### Given task
Which of the lines below contain the word "title"? Copy each one in full.

### Information supplied
-*-

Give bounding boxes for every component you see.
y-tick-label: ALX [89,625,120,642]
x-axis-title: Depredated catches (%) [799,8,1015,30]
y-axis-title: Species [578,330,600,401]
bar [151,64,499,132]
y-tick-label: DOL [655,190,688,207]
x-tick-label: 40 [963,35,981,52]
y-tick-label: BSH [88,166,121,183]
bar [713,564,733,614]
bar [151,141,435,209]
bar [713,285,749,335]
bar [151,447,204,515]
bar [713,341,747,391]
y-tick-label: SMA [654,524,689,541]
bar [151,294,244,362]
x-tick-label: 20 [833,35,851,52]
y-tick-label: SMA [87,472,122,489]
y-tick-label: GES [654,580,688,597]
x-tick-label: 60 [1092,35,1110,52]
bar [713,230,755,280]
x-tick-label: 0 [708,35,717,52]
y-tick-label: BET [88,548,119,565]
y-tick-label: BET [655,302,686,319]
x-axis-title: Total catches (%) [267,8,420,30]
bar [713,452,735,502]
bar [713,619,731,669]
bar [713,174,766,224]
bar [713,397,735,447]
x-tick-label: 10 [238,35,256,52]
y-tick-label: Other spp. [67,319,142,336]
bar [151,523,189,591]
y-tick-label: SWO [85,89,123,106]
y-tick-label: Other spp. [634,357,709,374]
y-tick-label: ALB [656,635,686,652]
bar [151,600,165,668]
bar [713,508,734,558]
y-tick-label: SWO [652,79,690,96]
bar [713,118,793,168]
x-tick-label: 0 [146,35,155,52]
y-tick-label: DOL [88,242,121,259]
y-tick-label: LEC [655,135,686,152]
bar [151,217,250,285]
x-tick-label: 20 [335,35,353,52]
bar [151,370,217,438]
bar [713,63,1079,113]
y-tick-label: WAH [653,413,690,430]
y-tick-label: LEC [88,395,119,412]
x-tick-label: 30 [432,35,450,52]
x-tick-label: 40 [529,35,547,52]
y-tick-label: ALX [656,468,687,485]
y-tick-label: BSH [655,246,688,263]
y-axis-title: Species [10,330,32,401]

-*-

### Written answer
x-axis-title: Depredated catches (%) [799,8,1015,30]
y-axis-title: Species [578,330,600,401]
x-axis-title: Total catches (%) [267,8,420,30]
y-axis-title: Species [10,330,32,401]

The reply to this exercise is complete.